--- WORK INSTRUCTIONS ---
Take the material below and retype it in full; pictures are left out.

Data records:
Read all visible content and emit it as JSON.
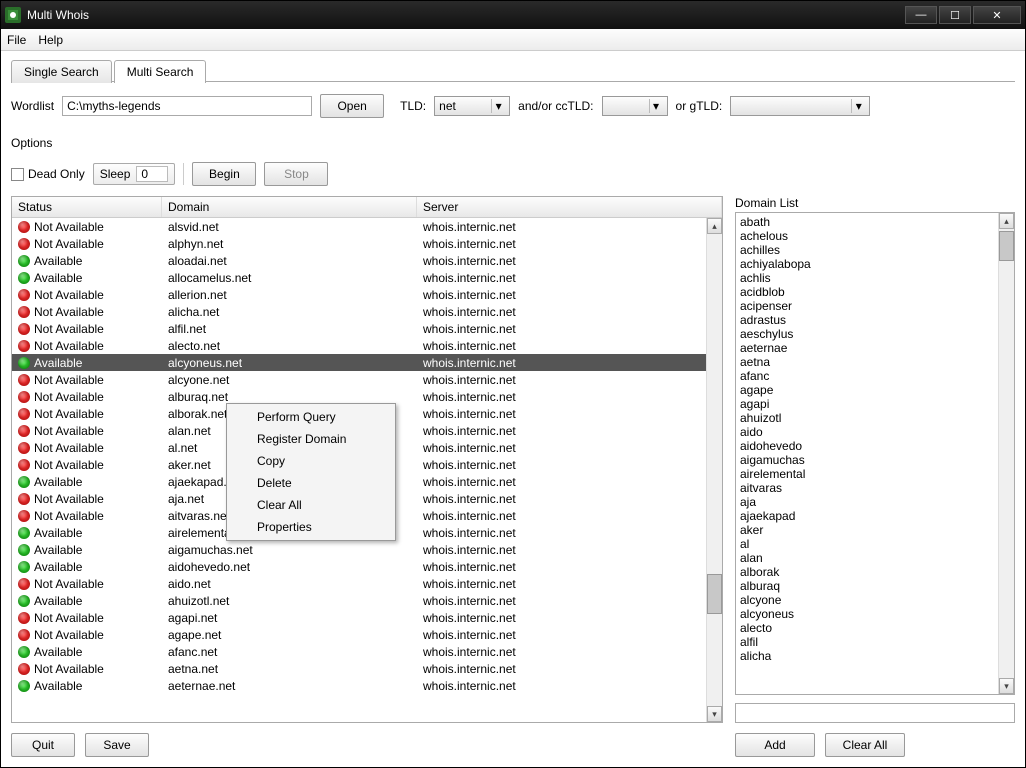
{
  "window": {
    "title": "Multi Whois"
  },
  "menubar": {
    "file": "File",
    "help": "Help"
  },
  "tabs": {
    "single": "Single Search",
    "multi": "Multi Search"
  },
  "toolbar": {
    "wordlist_label": "Wordlist",
    "wordlist_value": "C:\\myths-legends",
    "open_label": "Open",
    "tld_label": "TLD:",
    "tld_value": "net",
    "cc_label": "and/or ccTLD:",
    "cc_value": "",
    "g_label": "or gTLD:",
    "g_value": ""
  },
  "options": {
    "label": "Options",
    "dead_only": "Dead Only",
    "sleep_label": "Sleep",
    "sleep_value": "0",
    "begin": "Begin",
    "stop": "Stop"
  },
  "headers": {
    "status": "Status",
    "domain": "Domain",
    "server": "Server"
  },
  "rows": [
    {
      "status": "Not Available",
      "color": "red",
      "domain": "alsvid.net",
      "server": "whois.internic.net"
    },
    {
      "status": "Not Available",
      "color": "red",
      "domain": "alphyn.net",
      "server": "whois.internic.net"
    },
    {
      "status": "Available",
      "color": "green",
      "domain": "aloadai.net",
      "server": "whois.internic.net"
    },
    {
      "status": "Available",
      "color": "green",
      "domain": "allocamelus.net",
      "server": "whois.internic.net"
    },
    {
      "status": "Not Available",
      "color": "red",
      "domain": "allerion.net",
      "server": "whois.internic.net"
    },
    {
      "status": "Not Available",
      "color": "red",
      "domain": "alicha.net",
      "server": "whois.internic.net"
    },
    {
      "status": "Not Available",
      "color": "red",
      "domain": "alfil.net",
      "server": "whois.internic.net"
    },
    {
      "status": "Not Available",
      "color": "red",
      "domain": "alecto.net",
      "server": "whois.internic.net"
    },
    {
      "status": "Available",
      "color": "green",
      "domain": "alcyoneus.net",
      "server": "whois.internic.net",
      "selected": true
    },
    {
      "status": "Not Available",
      "color": "red",
      "domain": "alcyone.net",
      "server": "whois.internic.net"
    },
    {
      "status": "Not Available",
      "color": "red",
      "domain": "alburaq.net",
      "server": "whois.internic.net"
    },
    {
      "status": "Not Available",
      "color": "red",
      "domain": "alborak.net",
      "server": "whois.internic.net"
    },
    {
      "status": "Not Available",
      "color": "red",
      "domain": "alan.net",
      "server": "whois.internic.net"
    },
    {
      "status": "Not Available",
      "color": "red",
      "domain": "al.net",
      "server": "whois.internic.net"
    },
    {
      "status": "Not Available",
      "color": "red",
      "domain": "aker.net",
      "server": "whois.internic.net"
    },
    {
      "status": "Available",
      "color": "green",
      "domain": "ajaekapad.net",
      "server": "whois.internic.net"
    },
    {
      "status": "Not Available",
      "color": "red",
      "domain": "aja.net",
      "server": "whois.internic.net"
    },
    {
      "status": "Not Available",
      "color": "red",
      "domain": "aitvaras.net",
      "server": "whois.internic.net"
    },
    {
      "status": "Available",
      "color": "green",
      "domain": "airelemental.net",
      "server": "whois.internic.net"
    },
    {
      "status": "Available",
      "color": "green",
      "domain": "aigamuchas.net",
      "server": "whois.internic.net"
    },
    {
      "status": "Available",
      "color": "green",
      "domain": "aidohevedo.net",
      "server": "whois.internic.net"
    },
    {
      "status": "Not Available",
      "color": "red",
      "domain": "aido.net",
      "server": "whois.internic.net"
    },
    {
      "status": "Available",
      "color": "green",
      "domain": "ahuizotl.net",
      "server": "whois.internic.net"
    },
    {
      "status": "Not Available",
      "color": "red",
      "domain": "agapi.net",
      "server": "whois.internic.net"
    },
    {
      "status": "Not Available",
      "color": "red",
      "domain": "agape.net",
      "server": "whois.internic.net"
    },
    {
      "status": "Available",
      "color": "green",
      "domain": "afanc.net",
      "server": "whois.internic.net"
    },
    {
      "status": "Not Available",
      "color": "red",
      "domain": "aetna.net",
      "server": "whois.internic.net"
    },
    {
      "status": "Available",
      "color": "green",
      "domain": "aeternae.net",
      "server": "whois.internic.net"
    }
  ],
  "context_menu": {
    "items": [
      "Perform Query",
      "Register Domain",
      "Copy",
      "Delete",
      "Clear All",
      "Properties"
    ]
  },
  "domain_list": {
    "label": "Domain List",
    "items": [
      "abath",
      "achelous",
      "achilles",
      "achiyalabopa",
      "achlis",
      "acidblob",
      "acipenser",
      "adrastus",
      "aeschylus",
      "aeternae",
      "aetna",
      "afanc",
      "agape",
      "agapi",
      "ahuizotl",
      "aido",
      "aidohevedo",
      "aigamuchas",
      "airelemental",
      "aitvaras",
      "aja",
      "ajaekapad",
      "aker",
      "al",
      "alan",
      "alborak",
      "alburaq",
      "alcyone",
      "alcyoneus",
      "alecto",
      "alfil",
      "alicha"
    ],
    "add": "Add",
    "clear": "Clear All"
  },
  "bottom": {
    "quit": "Quit",
    "save": "Save"
  }
}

--- RESULT FOR THIS TASK ---
Read all visible content and emit it as JSON.
{
  "window": {
    "title": "Multi Whois"
  },
  "menubar": {
    "file": "File",
    "help": "Help"
  },
  "tabs": {
    "single": "Single Search",
    "multi": "Multi Search"
  },
  "toolbar": {
    "wordlist_label": "Wordlist",
    "wordlist_value": "C:\\myths-legends",
    "open_label": "Open",
    "tld_label": "TLD:",
    "tld_value": "net",
    "cc_label": "and/or ccTLD:",
    "cc_value": "",
    "g_label": "or gTLD:",
    "g_value": ""
  },
  "options": {
    "label": "Options",
    "dead_only": "Dead Only",
    "sleep_label": "Sleep",
    "sleep_value": "0",
    "begin": "Begin",
    "stop": "Stop"
  },
  "headers": {
    "status": "Status",
    "domain": "Domain",
    "server": "Server"
  },
  "rows": [
    {
      "status": "Not Available",
      "color": "red",
      "domain": "alsvid.net",
      "server": "whois.internic.net"
    },
    {
      "status": "Not Available",
      "color": "red",
      "domain": "alphyn.net",
      "server": "whois.internic.net"
    },
    {
      "status": "Available",
      "color": "green",
      "domain": "aloadai.net",
      "server": "whois.internic.net"
    },
    {
      "status": "Available",
      "color": "green",
      "domain": "allocamelus.net",
      "server": "whois.internic.net"
    },
    {
      "status": "Not Available",
      "color": "red",
      "domain": "allerion.net",
      "server": "whois.internic.net"
    },
    {
      "status": "Not Available",
      "color": "red",
      "domain": "alicha.net",
      "server": "whois.internic.net"
    },
    {
      "status": "Not Available",
      "color": "red",
      "domain": "alfil.net",
      "server": "whois.internic.net"
    },
    {
      "status": "Not Available",
      "color": "red",
      "domain": "alecto.net",
      "server": "whois.internic.net"
    },
    {
      "status": "Available",
      "color": "green",
      "domain": "alcyoneus.net",
      "server": "whois.internic.net",
      "selected": true
    },
    {
      "status": "Not Available",
      "color": "red",
      "domain": "alcyone.net",
      "server": "whois.internic.net"
    },
    {
      "status": "Not Available",
      "color": "red",
      "domain": "alburaq.net",
      "server": "whois.internic.net"
    },
    {
      "status": "Not Available",
      "color": "red",
      "domain": "alborak.net",
      "server": "whois.internic.net"
    },
    {
      "status": "Not Available",
      "color": "red",
      "domain": "alan.net",
      "server": "whois.internic.net"
    },
    {
      "status": "Not Available",
      "color": "red",
      "domain": "al.net",
      "server": "whois.internic.net"
    },
    {
      "status": "Not Available",
      "color": "red",
      "domain": "aker.net",
      "server": "whois.internic.net"
    },
    {
      "status": "Available",
      "color": "green",
      "domain": "ajaekapad.net",
      "server": "whois.internic.net"
    },
    {
      "status": "Not Available",
      "color": "red",
      "domain": "aja.net",
      "server": "whois.internic.net"
    },
    {
      "status": "Not Available",
      "color": "red",
      "domain": "aitvaras.net",
      "server": "whois.internic.net"
    },
    {
      "status": "Available",
      "color": "green",
      "domain": "airelemental.net",
      "server": "whois.internic.net"
    },
    {
      "status": "Available",
      "color": "green",
      "domain": "aigamuchas.net",
      "server": "whois.internic.net"
    },
    {
      "status": "Available",
      "color": "green",
      "domain": "aidohevedo.net",
      "server": "whois.internic.net"
    },
    {
      "status": "Not Available",
      "color": "red",
      "domain": "aido.net",
      "server": "whois.internic.net"
    },
    {
      "status": "Available",
      "color": "green",
      "domain": "ahuizotl.net",
      "server": "whois.internic.net"
    },
    {
      "status": "Not Available",
      "color": "red",
      "domain": "agapi.net",
      "server": "whois.internic.net"
    },
    {
      "status": "Not Available",
      "color": "red",
      "domain": "agape.net",
      "server": "whois.internic.net"
    },
    {
      "status": "Available",
      "color": "green",
      "domain": "afanc.net",
      "server": "whois.internic.net"
    },
    {
      "status": "Not Available",
      "color": "red",
      "domain": "aetna.net",
      "server": "whois.internic.net"
    },
    {
      "status": "Available",
      "color": "green",
      "domain": "aeternae.net",
      "server": "whois.internic.net"
    }
  ],
  "context_menu": {
    "items": [
      "Perform Query",
      "Register Domain",
      "Copy",
      "Delete",
      "Clear All",
      "Properties"
    ]
  },
  "domain_list": {
    "label": "Domain List",
    "items": [
      "abath",
      "achelous",
      "achilles",
      "achiyalabopa",
      "achlis",
      "acidblob",
      "acipenser",
      "adrastus",
      "aeschylus",
      "aeternae",
      "aetna",
      "afanc",
      "agape",
      "agapi",
      "ahuizotl",
      "aido",
      "aidohevedo",
      "aigamuchas",
      "airelemental",
      "aitvaras",
      "aja",
      "ajaekapad",
      "aker",
      "al",
      "alan",
      "alborak",
      "alburaq",
      "alcyone",
      "alcyoneus",
      "alecto",
      "alfil",
      "alicha"
    ],
    "add": "Add",
    "clear": "Clear All"
  },
  "bottom": {
    "quit": "Quit",
    "save": "Save"
  }
}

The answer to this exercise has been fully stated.